Data extract:
....

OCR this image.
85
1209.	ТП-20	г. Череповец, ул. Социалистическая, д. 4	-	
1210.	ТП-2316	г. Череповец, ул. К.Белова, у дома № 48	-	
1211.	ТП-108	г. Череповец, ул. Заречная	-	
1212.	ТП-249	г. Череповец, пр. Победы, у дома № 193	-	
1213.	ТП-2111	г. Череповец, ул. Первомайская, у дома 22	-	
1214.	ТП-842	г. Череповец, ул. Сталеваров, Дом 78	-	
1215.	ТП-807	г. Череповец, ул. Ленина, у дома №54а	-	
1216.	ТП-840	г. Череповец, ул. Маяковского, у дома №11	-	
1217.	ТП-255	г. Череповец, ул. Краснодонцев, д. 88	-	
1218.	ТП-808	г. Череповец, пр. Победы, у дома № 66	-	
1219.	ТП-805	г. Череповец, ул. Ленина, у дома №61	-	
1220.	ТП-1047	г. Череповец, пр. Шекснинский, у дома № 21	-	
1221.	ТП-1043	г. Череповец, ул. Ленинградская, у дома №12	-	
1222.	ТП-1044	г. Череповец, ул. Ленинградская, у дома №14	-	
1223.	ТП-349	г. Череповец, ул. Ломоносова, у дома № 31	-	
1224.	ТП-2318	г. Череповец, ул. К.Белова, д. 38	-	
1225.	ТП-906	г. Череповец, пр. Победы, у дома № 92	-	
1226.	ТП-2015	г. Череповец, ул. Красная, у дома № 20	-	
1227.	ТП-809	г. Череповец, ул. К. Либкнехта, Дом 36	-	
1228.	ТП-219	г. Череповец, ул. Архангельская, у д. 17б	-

....

Written problem:
Using the material above, state how many lines include the string "Победы". Answer with a single number.

Written solution:
3